# [Given records]
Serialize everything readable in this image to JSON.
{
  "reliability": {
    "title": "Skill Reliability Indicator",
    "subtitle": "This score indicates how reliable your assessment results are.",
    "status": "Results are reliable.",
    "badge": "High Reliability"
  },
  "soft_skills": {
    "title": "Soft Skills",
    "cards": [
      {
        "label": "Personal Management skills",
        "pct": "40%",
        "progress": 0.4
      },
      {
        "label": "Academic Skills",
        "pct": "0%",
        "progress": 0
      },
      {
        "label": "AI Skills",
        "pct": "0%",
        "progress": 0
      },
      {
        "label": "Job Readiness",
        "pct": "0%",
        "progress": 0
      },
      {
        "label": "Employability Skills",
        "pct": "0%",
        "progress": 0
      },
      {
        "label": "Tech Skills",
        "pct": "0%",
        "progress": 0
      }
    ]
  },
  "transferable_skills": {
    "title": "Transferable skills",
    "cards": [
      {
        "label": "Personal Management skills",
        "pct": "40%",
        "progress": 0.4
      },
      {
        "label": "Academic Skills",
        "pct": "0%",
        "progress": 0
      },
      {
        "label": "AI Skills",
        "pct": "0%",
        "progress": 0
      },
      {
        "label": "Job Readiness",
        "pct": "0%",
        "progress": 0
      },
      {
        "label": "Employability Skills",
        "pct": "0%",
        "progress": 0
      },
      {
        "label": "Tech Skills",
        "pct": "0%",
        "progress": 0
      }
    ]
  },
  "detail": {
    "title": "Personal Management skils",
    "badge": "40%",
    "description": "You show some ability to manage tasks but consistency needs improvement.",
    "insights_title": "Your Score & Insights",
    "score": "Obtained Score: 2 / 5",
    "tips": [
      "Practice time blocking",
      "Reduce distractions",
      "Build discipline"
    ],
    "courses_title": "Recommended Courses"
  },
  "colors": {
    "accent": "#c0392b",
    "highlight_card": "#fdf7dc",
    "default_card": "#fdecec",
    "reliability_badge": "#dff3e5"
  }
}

# [Given problem]
Gather all lines from the records above in which "reliable" appears.

# [Solution below]
    "subtitle": "This score indicates how reliable your assessment results are.",
    "status": "Results are reliable.",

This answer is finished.